# Start of Data for this task
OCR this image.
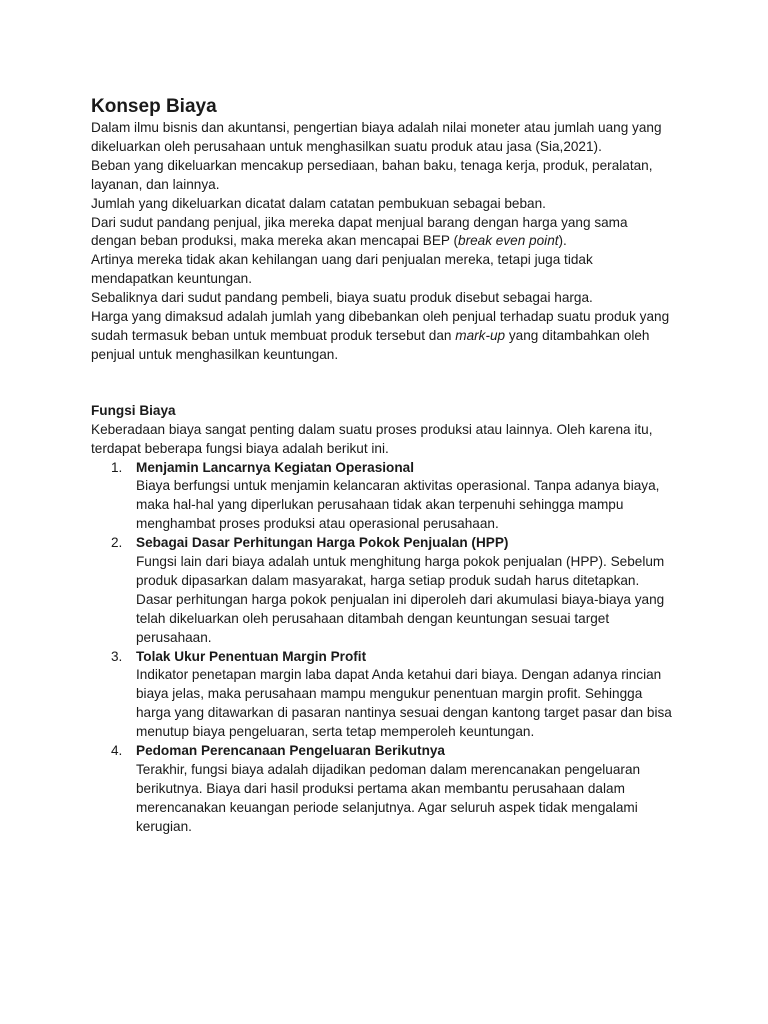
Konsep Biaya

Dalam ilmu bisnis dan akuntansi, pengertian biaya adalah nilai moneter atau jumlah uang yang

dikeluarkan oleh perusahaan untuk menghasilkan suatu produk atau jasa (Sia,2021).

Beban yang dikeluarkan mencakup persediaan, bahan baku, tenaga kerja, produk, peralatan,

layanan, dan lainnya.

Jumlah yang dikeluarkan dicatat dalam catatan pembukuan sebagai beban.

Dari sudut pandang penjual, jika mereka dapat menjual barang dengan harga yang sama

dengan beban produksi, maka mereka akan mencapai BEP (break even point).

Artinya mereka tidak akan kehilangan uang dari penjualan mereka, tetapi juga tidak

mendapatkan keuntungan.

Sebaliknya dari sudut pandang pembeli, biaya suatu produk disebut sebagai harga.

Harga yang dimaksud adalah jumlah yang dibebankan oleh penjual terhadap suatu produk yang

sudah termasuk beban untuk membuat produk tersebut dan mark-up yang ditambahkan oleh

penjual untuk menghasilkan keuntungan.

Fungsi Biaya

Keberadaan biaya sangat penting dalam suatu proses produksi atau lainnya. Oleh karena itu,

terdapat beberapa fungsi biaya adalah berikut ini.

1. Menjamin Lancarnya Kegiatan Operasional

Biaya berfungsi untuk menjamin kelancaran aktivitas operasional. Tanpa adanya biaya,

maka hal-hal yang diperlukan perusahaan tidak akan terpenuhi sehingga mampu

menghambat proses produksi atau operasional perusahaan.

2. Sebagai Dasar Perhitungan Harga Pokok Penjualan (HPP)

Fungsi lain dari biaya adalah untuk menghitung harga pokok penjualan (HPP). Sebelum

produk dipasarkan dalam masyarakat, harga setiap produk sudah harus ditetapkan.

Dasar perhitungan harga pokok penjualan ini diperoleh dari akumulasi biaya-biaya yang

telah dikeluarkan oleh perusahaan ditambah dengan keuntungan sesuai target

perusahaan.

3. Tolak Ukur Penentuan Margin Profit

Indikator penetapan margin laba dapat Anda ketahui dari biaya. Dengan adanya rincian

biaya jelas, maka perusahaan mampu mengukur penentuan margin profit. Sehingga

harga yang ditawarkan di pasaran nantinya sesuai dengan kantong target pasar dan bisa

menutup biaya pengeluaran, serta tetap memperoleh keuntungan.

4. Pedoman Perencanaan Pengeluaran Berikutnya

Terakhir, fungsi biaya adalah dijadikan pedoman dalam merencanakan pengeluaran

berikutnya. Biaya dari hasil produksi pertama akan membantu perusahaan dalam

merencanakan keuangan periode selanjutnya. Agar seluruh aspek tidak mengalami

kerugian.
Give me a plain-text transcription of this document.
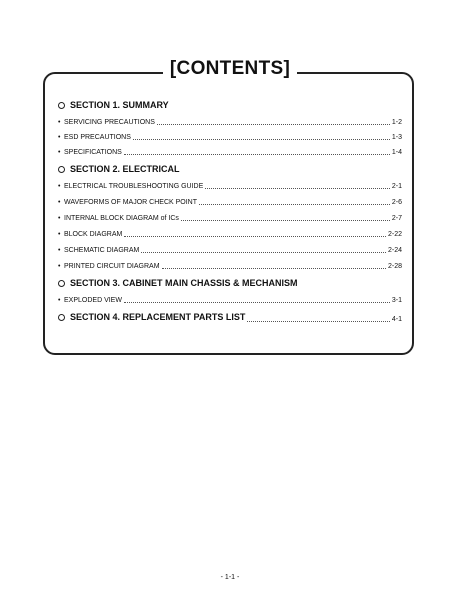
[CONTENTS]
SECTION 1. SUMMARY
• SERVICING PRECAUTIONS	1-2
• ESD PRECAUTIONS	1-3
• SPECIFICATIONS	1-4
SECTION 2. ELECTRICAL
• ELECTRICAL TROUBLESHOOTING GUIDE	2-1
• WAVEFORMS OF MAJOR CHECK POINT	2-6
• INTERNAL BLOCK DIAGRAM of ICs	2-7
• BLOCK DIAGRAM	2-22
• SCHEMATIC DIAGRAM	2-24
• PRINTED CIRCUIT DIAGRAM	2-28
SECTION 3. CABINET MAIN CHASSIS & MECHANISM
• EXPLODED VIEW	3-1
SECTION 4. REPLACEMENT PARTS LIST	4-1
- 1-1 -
# End of Data for this task
# Start of Data for this task
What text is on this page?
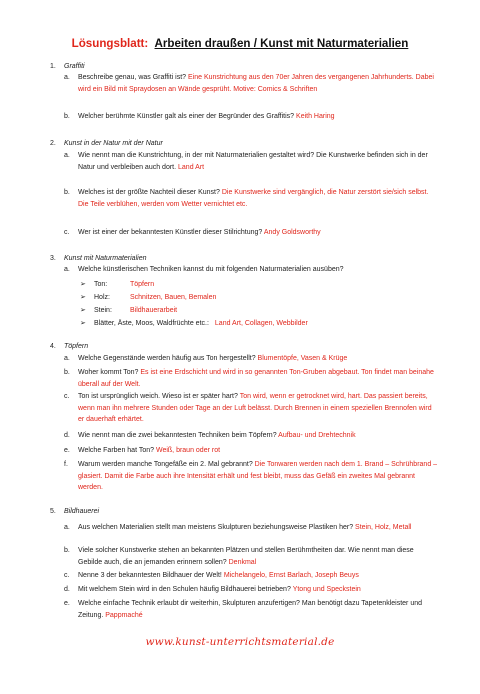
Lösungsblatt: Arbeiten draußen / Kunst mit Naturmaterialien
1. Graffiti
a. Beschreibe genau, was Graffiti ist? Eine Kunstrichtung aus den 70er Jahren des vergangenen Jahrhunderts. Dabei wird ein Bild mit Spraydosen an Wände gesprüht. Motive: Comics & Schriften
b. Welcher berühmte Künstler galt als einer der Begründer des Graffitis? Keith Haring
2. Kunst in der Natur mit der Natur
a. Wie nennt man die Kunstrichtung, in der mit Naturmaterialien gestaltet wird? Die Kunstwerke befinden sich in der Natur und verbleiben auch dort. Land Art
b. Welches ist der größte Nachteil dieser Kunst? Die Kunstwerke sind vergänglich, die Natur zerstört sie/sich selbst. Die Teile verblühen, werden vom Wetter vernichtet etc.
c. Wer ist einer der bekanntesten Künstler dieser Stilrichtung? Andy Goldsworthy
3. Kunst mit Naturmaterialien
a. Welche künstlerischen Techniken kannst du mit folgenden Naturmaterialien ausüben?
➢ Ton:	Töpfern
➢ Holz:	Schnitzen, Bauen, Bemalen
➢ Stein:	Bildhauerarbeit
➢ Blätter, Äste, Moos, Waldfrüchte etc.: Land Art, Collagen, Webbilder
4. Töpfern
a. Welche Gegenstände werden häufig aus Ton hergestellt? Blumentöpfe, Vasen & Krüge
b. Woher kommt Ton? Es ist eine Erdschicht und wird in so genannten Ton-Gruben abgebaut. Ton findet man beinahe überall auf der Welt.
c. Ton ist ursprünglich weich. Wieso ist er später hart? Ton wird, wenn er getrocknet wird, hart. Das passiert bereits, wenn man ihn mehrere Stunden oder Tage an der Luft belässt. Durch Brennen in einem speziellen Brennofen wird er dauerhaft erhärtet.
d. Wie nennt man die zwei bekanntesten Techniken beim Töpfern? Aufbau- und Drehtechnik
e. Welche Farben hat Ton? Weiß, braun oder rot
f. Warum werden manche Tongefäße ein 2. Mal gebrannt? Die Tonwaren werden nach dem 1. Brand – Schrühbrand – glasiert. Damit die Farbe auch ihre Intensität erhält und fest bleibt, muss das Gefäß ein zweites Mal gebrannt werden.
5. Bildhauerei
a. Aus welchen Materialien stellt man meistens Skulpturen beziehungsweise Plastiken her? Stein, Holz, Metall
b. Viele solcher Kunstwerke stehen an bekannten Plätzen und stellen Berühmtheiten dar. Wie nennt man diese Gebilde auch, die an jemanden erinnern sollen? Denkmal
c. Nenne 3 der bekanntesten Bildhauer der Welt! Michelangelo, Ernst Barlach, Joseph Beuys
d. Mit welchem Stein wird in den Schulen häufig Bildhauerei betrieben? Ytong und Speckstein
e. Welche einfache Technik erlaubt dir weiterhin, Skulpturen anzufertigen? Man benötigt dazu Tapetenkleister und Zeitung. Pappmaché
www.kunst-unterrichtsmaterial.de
# End of Data for this task
Task directions -> Filter out every line that lacks the word "wird", and copy the rest.

Reply to the task ->
a. Beschreibe genau, was Graffiti ist? Eine Kunstrichtung aus den 70er Jahren des vergangenen Jahrhunderts. Dabei wird ein Bild mit Spraydosen an Wände gesprüht. Motive: Comics & Schriften
a. Wie nennt man die Kunstrichtung, in der mit Naturmaterialien gestaltet wird? Die Kunstwerke befinden sich in der Natur und verbleiben auch dort. Land Art
b. Woher kommt Ton? Es ist eine Erdschicht und wird in so genannten Ton-Gruben abgebaut. Ton findet man beinahe überall auf der Welt.
c. Ton ist ursprünglich weich. Wieso ist er später hart? Ton wird, wenn er getrocknet wird, hart. Das passiert bereits, wenn man ihn mehrere Stunden oder Tage an der Luft belässt. Durch Brennen in einem speziellen Brennofen wird er dauerhaft erhärtet.
d. Mit welchem Stein wird in den Schulen häufig Bildhauerei betrieben? Ytong und Speckstein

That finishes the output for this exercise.